**DIRECTIONS FOR THIS TASK:**
Update everything from the line containing "233, 271, 235]" down to the line containing "189, 158, 197]" by changing "frame-corner" to "corner-mark". Write out only those lines, with nothing else altered.

**INFORMATION PROVIDED:**
##############################
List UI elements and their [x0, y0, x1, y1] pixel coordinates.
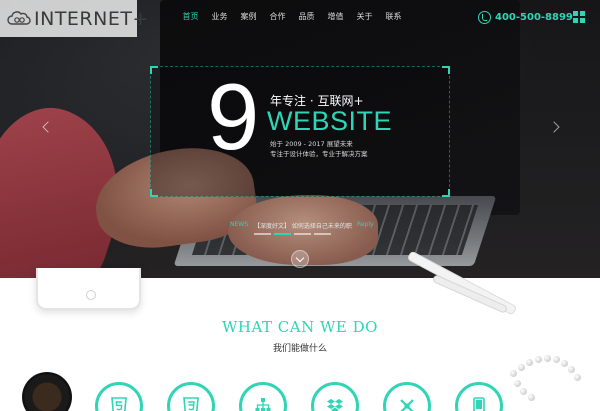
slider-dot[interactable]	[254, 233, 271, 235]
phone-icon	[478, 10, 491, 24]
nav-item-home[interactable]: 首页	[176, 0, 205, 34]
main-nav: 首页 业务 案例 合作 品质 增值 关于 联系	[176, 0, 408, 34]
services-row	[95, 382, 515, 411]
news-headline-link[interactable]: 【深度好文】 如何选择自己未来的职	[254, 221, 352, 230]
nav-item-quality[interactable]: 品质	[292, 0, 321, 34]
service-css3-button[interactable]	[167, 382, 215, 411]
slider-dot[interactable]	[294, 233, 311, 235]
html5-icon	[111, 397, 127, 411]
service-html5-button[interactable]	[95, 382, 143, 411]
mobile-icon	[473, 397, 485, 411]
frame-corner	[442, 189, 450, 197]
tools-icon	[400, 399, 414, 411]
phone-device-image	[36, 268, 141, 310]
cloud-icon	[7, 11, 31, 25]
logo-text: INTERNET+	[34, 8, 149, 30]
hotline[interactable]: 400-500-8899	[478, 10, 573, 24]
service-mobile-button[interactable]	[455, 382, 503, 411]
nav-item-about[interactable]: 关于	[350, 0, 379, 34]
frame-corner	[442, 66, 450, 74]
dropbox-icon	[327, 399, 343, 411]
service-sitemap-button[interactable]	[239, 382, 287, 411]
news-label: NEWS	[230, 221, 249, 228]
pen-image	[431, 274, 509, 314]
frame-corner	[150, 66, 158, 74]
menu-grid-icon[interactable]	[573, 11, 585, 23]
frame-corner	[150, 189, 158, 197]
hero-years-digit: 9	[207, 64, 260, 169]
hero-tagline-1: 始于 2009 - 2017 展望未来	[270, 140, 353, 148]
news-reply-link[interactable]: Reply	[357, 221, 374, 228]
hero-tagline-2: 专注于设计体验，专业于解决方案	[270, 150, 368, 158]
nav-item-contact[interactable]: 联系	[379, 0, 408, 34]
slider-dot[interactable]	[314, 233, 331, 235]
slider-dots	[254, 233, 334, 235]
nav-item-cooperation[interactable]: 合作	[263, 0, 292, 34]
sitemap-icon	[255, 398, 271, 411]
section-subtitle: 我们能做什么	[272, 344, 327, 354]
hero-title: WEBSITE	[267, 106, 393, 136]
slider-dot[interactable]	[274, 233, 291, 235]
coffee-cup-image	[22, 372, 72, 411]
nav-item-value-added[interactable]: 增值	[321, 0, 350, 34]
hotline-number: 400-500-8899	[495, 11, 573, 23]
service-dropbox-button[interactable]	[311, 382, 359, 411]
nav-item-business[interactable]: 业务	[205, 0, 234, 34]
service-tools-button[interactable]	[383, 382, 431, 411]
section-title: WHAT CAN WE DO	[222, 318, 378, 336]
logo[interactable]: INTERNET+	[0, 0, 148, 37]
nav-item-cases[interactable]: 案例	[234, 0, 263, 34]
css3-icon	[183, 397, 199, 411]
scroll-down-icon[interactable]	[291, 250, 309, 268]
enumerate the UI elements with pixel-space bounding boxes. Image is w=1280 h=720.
##############################
**CORRECT RESPONSE:**
slider-dot[interactable]	[254, 233, 271, 235]
phone-icon	[478, 10, 491, 24]
nav-item-home[interactable]: 首页	[176, 0, 205, 34]
main-nav: 首页 业务 案例 合作 品质 增值 关于 联系	[176, 0, 408, 34]
services-row	[95, 382, 515, 411]
news-headline-link[interactable]: 【深度好文】 如何选择自己未来的职	[254, 221, 352, 230]
nav-item-quality[interactable]: 品质	[292, 0, 321, 34]
service-css3-button[interactable]	[167, 382, 215, 411]
slider-dot[interactable]	[294, 233, 311, 235]
html5-icon	[111, 397, 127, 411]
service-html5-button[interactable]	[95, 382, 143, 411]
mobile-icon	[473, 397, 485, 411]
corner-mark	[442, 189, 450, 197]
tools-icon	[400, 399, 414, 411]
phone-device-image	[36, 268, 141, 310]
cloud-icon	[7, 11, 31, 25]
logo-text: INTERNET+	[34, 8, 149, 30]
hotline[interactable]: 400-500-8899	[478, 10, 573, 24]
service-mobile-button[interactable]	[455, 382, 503, 411]
nav-item-about[interactable]: 关于	[350, 0, 379, 34]
corner-mark	[442, 66, 450, 74]
dropbox-icon	[327, 399, 343, 411]
service-sitemap-button[interactable]	[239, 382, 287, 411]
news-label: NEWS	[230, 221, 249, 228]
pen-image	[431, 274, 509, 314]
corner-mark	[150, 66, 158, 74]
menu-grid-icon[interactable]	[573, 11, 585, 23]
corner-mark	[150, 189, 158, 197]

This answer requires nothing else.